| WHAT IS BEING ASKED |
Locate all lines with the word "topped". Copy them.

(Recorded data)
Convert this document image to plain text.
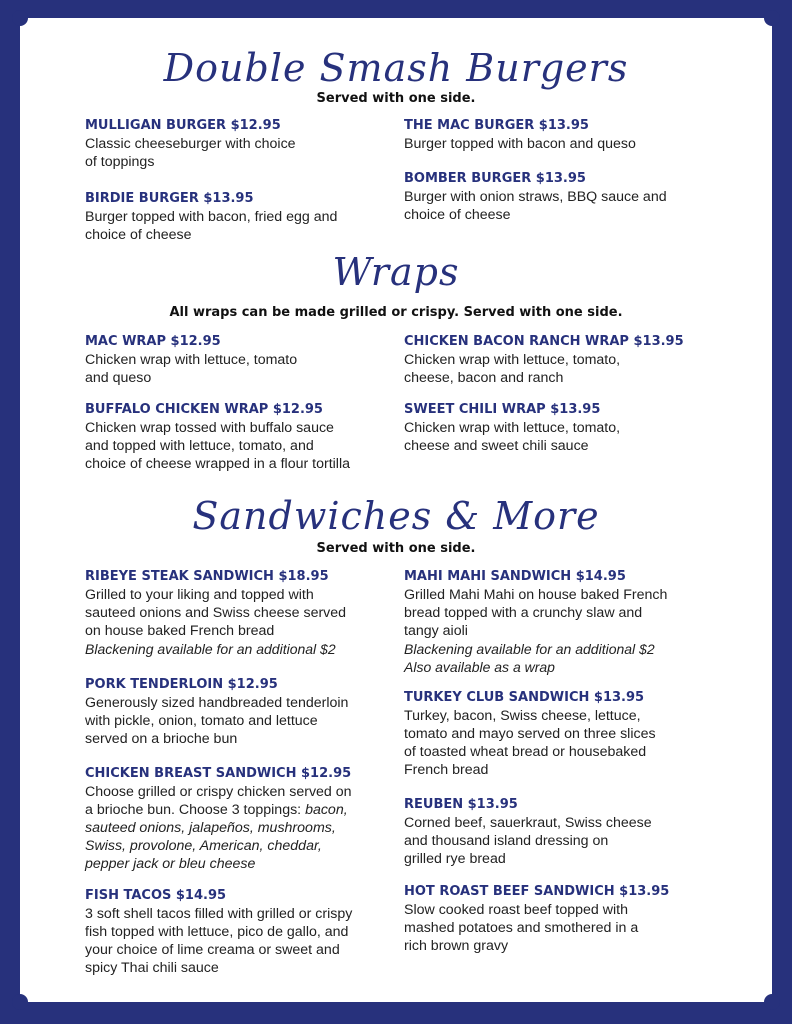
Double Smash Burgers
Served with one side.
MULLIGAN BURGER $12.95
Classic cheeseburger with choice
of toppings
BIRDIE BURGER $13.95
Burger topped with bacon, fried egg and
choice of cheese
THE MAC BURGER $13.95
Burger topped with bacon and queso
BOMBER BURGER $13.95
Burger with onion straws, BBQ sauce and
choice of cheese
Wraps
All wraps can be made grilled or crispy. Served with one side.
MAC WRAP $12.95
Chicken wrap with lettuce, tomato
and queso
BUFFALO CHICKEN WRAP $12.95
Chicken wrap tossed with buffalo sauce
and topped with lettuce, tomato, and
choice of cheese wrapped in a flour tortilla
CHICKEN BACON RANCH WRAP $13.95
Chicken wrap with lettuce, tomato,
cheese, bacon and ranch
SWEET CHILI WRAP $13.95
Chicken wrap with lettuce, tomato,
cheese and sweet chili sauce
Sandwiches & More
Served with one side.
RIBEYE STEAK SANDWICH $18.95
Grilled to your liking and topped with
sauteed onions and Swiss cheese served
on house baked French bread
Blackening available for an additional $2
PORK TENDERLOIN $12.95
Generously sized handbreaded tenderloin
with pickle, onion, tomato and lettuce
served on a brioche bun
CHICKEN BREAST SANDWICH $12.95
Choose grilled or crispy chicken served on
a brioche bun. Choose 3 toppings: bacon,
sauteed onions, jalapeños, mushrooms,
Swiss, provolone, American, cheddar,
pepper jack or bleu cheese
FISH TACOS $14.95
3 soft shell tacos filled with grilled or crispy
fish topped with lettuce, pico de gallo, and
your choice of lime creama or sweet and
spicy Thai chili sauce
MAHI MAHI SANDWICH $14.95
Grilled Mahi Mahi on house baked French
bread topped with a crunchy slaw and
tangy aioli
Blackening available for an additional $2
Also available as a wrap
TURKEY CLUB SANDWICH $13.95
Turkey, bacon, Swiss cheese, lettuce,
tomato and mayo served on three slices
of toasted wheat bread or housebaked
French bread
REUBEN $13.95
Corned beef, sauerkraut, Swiss cheese
and thousand island dressing on
grilled rye bread
HOT ROAST BEEF SANDWICH $13.95
Slow cooked roast beef topped with
mashed potatoes and smothered in a
rich brown gravy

| COMPLETE ANSWER |
Burger topped with bacon, fried egg and
Burger topped with bacon and queso
and topped with lettuce, tomato, and
Grilled to your liking and topped with
fish topped with lettuce, pico de gallo, and
bread topped with a crunchy slaw and
Slow cooked roast beef topped with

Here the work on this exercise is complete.